*EXERCISE DETAILS*:
Return the full text on climate change and New Zealand's ski fields, word for word with nothing changed.

I was a lucky kid. When I was about five or six my mum and auntie took me up to Whakapapa on Mt Ruapehu and taught me to ski. As a young kid I thought there was no bigger treat than playing in the snow, on top of a mountain. Even now, as an adult, I still think it’s hard to beat the experience of standing at the top of a mountain, looking out over the country, and experiencing the blast of adrenaline that comes as I (try to) tear down the slopes.
The snow, our mountains, and the fact we can ski, board and play in these beautiful places, is something I don’t want New Zealand to lose. Yet climate change is putting this at risk.
In the last few weeks of the ski season we took a trip to Queenstown and Wanaka to begin our #LoveSnow campaign. It’s a campaign we hope will get Kiwis talking about the impact of climate change on our ski fields and mountains.
I was lucky enough to be joined by Sports Reporter and snowboarder Haley Holt, who is a passionate advocate for protecting the climate, and my fellow Green MP Julie Anne Genter.
We’ve begun #LoveSnow, in part, because we want to make climate change more tangible for New Zealanders. I think for many people climate change is still very abstract, tied up in international negotiations, emissions trading schemes, and faraway polar ice caps. We often forget to talk about how climate change will affect our day-to-day lives and the things we love.
We talked to dozens of skiers and snowboarders in Queenstown and Wanaka. Many admitted they hadn’t thought much about climate change or how it might affect them. Once we got talking, however, nearly all were concerned about what effect it might have on the ski season and the places they lived.
Many skiers have noticed that the seasons are becoming less reliable, and that the snow isn’t holding throughout the season, and is melting faster. People are concerned that the ski industry is going to rely more and more on snow making machines to keep the fields open. Artificial snow, in the eyes of most boarders and skiers, means harder snow that is less enjoyable to ski, and brings more chance of injuries.

*SOURCE DATA*:
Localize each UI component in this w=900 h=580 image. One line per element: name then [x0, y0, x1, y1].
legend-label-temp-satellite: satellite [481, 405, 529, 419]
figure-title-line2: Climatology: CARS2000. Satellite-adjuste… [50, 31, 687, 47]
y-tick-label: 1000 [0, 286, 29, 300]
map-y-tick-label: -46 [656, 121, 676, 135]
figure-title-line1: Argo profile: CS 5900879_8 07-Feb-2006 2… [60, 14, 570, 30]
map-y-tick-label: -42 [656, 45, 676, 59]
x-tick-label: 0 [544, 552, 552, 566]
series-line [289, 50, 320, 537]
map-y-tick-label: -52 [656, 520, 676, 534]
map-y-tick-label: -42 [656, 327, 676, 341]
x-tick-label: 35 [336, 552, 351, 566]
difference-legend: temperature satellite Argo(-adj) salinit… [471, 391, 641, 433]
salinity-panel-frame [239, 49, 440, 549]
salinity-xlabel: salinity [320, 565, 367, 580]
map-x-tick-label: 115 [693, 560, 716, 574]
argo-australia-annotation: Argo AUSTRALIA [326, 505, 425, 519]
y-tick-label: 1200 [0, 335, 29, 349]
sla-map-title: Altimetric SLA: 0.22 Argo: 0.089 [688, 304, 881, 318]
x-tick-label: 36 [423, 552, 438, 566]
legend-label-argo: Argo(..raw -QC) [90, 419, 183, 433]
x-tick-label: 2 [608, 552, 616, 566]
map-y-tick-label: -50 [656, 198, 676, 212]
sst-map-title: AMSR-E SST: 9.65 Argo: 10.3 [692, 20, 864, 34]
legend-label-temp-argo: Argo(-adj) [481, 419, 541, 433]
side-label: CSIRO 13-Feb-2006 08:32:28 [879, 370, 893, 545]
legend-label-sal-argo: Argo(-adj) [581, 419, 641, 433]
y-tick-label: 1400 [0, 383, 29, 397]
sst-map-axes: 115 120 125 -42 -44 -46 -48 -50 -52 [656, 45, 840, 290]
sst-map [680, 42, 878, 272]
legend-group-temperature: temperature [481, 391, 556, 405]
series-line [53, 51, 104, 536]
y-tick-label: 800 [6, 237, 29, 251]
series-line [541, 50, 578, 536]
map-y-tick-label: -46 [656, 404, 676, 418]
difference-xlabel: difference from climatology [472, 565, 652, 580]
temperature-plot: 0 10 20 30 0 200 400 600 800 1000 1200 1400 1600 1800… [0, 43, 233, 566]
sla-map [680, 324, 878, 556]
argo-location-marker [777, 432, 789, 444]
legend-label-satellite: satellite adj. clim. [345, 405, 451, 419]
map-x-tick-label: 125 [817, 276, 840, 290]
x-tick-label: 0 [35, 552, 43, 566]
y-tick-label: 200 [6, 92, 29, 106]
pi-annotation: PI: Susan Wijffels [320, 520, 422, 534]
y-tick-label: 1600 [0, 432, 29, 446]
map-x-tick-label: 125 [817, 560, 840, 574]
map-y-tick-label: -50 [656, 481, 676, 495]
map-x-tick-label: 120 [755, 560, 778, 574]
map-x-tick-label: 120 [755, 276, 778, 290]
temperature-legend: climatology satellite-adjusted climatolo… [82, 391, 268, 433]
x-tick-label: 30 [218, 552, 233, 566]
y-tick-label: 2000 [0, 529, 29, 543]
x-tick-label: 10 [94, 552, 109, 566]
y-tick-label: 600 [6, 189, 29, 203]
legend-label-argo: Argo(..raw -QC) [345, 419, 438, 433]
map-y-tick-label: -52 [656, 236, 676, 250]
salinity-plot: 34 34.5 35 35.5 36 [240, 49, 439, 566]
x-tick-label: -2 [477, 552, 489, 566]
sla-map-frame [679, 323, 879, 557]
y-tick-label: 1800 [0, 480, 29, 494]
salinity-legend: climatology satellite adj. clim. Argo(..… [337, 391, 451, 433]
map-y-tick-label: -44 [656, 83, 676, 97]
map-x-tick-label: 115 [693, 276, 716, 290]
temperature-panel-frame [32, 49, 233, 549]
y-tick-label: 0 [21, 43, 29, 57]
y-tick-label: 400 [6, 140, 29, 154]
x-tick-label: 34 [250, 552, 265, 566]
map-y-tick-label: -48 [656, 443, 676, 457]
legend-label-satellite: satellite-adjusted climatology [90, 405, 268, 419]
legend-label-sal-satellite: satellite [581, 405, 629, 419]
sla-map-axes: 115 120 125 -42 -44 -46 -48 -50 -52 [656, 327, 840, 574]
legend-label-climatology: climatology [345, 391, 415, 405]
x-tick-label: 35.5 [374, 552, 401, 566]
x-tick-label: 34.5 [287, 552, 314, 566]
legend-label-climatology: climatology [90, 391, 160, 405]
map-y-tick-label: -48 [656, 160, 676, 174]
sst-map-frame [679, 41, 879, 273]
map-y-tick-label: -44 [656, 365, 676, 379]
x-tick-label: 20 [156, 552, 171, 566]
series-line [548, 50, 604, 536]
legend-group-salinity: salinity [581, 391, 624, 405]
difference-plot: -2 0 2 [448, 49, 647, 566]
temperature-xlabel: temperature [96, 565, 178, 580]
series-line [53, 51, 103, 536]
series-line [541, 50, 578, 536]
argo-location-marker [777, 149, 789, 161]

*RESPONSE BOX*:
I was a lucky kid. When I was about five or six my mum and auntie took me up to Whakapapa on Mt Ruapehu and taught me to ski. As a young kid I thought there was no bigger treat than playing in the snow, on top of a mountain. Even now, as an adult, I still think it’s hard to beat the experience of standing at the top of a mountain, looking out over the country, and experiencing the blast of adrenaline that comes as I (try to) tear down the slopes.
The snow, our mountains, and the fact we can ski, board and play in these beautiful places, is something I don’t want New Zealand to lose. Yet climate change is putting this at risk.
In the last few weeks of the ski season we took a trip to Queenstown and Wanaka to begin our #LoveSnow campaign. It’s a campaign we hope will get Kiwis talking about the impact of climate change on our ski fields and mountains.
I was lucky enough to be joined by Sports Reporter and snowboarder Haley Holt, who is a passionate advocate for protecting the climate, and my fellow Green MP Julie Anne Genter.
We’ve begun #LoveSnow, in part, because we want to make climate change more tangible for New Zealanders. I think for many people climate change is still very abstract, tied up in international negotiations, emissions trading schemes, and faraway polar ice caps. We often forget to talk about how climate change will affect our day-to-day lives and the things we love.
We talked to dozens of skiers and snowboarders in Queenstown and Wanaka. Many admitted they hadn’t thought much about climate change or how it might affect them. Once we got talking, however, nearly all were concerned about what effect it might have on the ski season and the places they lived.
Many skiers have noticed that the seasons are becoming less reliable, and that the snow isn’t holding throughout the season, and is melting faster. People are concerned that the ski industry is going to rely more and more on snow making machines to keep the fields open. Artificial snow, in the eyes of most boarders and skiers, means harder snow that is less enjoyable to ski, and brings more chance of injuries.